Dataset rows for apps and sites
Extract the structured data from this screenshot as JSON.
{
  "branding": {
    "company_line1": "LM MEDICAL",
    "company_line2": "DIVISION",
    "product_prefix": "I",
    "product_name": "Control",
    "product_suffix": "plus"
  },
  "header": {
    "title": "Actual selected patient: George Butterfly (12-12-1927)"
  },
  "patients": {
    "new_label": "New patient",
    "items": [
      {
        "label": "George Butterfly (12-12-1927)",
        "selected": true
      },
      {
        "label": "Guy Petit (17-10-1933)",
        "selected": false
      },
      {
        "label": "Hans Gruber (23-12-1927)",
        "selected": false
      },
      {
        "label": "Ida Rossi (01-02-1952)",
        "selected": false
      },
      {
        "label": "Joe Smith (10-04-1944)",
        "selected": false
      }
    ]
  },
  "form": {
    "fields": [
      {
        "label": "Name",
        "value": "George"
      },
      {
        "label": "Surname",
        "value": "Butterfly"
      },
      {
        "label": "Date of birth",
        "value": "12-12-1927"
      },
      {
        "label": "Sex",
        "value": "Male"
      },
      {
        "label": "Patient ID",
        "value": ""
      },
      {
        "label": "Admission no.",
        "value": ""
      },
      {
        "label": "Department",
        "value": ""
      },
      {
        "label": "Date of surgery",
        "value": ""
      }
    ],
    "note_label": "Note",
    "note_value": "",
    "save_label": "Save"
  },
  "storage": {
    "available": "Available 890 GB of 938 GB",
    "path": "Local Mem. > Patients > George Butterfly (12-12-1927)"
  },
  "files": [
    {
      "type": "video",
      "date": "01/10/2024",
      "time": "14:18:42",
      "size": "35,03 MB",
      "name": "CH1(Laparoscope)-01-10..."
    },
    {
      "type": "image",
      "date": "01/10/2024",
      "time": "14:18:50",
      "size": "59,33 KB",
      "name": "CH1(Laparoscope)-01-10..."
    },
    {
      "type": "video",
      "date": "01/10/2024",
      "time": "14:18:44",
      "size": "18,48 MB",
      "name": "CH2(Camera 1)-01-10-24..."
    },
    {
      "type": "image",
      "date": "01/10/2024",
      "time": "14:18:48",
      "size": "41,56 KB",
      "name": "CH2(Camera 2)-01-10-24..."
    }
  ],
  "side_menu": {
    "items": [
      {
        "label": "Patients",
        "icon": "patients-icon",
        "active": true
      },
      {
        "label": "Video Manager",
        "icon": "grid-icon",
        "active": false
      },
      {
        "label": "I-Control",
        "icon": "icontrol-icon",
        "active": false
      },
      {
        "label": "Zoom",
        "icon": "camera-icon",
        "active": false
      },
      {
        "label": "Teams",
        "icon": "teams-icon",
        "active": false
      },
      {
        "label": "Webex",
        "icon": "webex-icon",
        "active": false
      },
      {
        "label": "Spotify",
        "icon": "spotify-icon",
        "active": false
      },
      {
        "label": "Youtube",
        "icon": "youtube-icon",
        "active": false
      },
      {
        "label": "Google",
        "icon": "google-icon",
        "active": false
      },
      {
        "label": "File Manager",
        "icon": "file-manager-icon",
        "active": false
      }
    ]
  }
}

** EXERCISE GOAL **
Go through the records above and copy each line exactly.

** TASK RESPONSE **
Extract the structured data from this screenshot as JSON.
{
  "branding": {
    "company_line1": "LM MEDICAL",
    "company_line2": "DIVISION",
    "product_prefix": "I",
    "product_name": "Control",
    "product_suffix": "plus"
  },
  "header": {
    "title": "Actual selected patient: George Butterfly (12-12-1927)"
  },
  "patients": {
    "new_label": "New patient",
    "items": [
      {
        "label": "George Butterfly (12-12-1927)",
        "selected": true
      },
      {
        "label": "Guy Petit (17-10-1933)",
        "selected": false
      },
      {
        "label": "Hans Gruber (23-12-1927)",
        "selected": false
      },
      {
        "label": "Ida Rossi (01-02-1952)",
        "selected": false
      },
      {
        "label": "Joe Smith (10-04-1944)",
        "selected": false
      }
    ]
  },
  "form": {
    "fields": [
      {
        "label": "Name",
        "value": "George"
      },
      {
        "label": "Surname",
        "value": "Butterfly"
      },
      {
        "label": "Date of birth",
        "value": "12-12-1927"
      },
      {
        "label": "Sex",
        "value": "Male"
      },
      {
        "label": "Patient ID",
        "value": ""
      },
      {
        "label": "Admission no.",
        "value": ""
      },
      {
        "label": "Department",
        "value": ""
      },
      {
        "label": "Date of surgery",
        "value": ""
      }
    ],
    "note_label": "Note",
    "note_value": "",
    "save_label": "Save"
  },
  "storage": {
    "available": "Available 890 GB of 938 GB",
    "path": "Local Mem. > Patients > George Butterfly (12-12-1927)"
  },
  "files": [
    {
      "type": "video",
      "date": "01/10/2024",
      "time": "14:18:42",
      "size": "35,03 MB",
      "name": "CH1(Laparoscope)-01-10..."
    },
    {
      "type": "image",
      "date": "01/10/2024",
      "time": "14:18:50",
      "size": "59,33 KB",
      "name": "CH1(Laparoscope)-01-10..."
    },
    {
      "type": "video",
      "date": "01/10/2024",
      "time": "14:18:44",
      "size": "18,48 MB",
      "name": "CH2(Camera 1)-01-10-24..."
    },
    {
      "type": "image",
      "date": "01/10/2024",
      "time": "14:18:48",
      "size": "41,56 KB",
      "name": "CH2(Camera 2)-01-10-24..."
    }
  ],
  "side_menu": {
    "items": [
      {
        "label": "Patients",
        "icon": "patients-icon",
        "active": true
      },
      {
        "label": "Video Manager",
        "icon": "grid-icon",
        "active": false
      },
      {
        "label": "I-Control",
        "icon": "icontrol-icon",
        "active": false
      },
      {
        "label": "Zoom",
        "icon": "camera-icon",
        "active": false
      },
      {
        "label": "Teams",
        "icon": "teams-icon",
        "active": false
      },
      {
        "label": "Webex",
        "icon": "webex-icon",
        "active": false
      },
      {
        "label": "Spotify",
        "icon": "spotify-icon",
        "active": false
      },
      {
        "label": "Youtube",
        "icon": "youtube-icon",
        "active": false
      },
      {
        "label": "Google",
        "icon": "google-icon",
        "active": false
      },
      {
        "label": "File Manager",
        "icon": "file-manager-icon",
        "active": false
      }
    ]
  }
}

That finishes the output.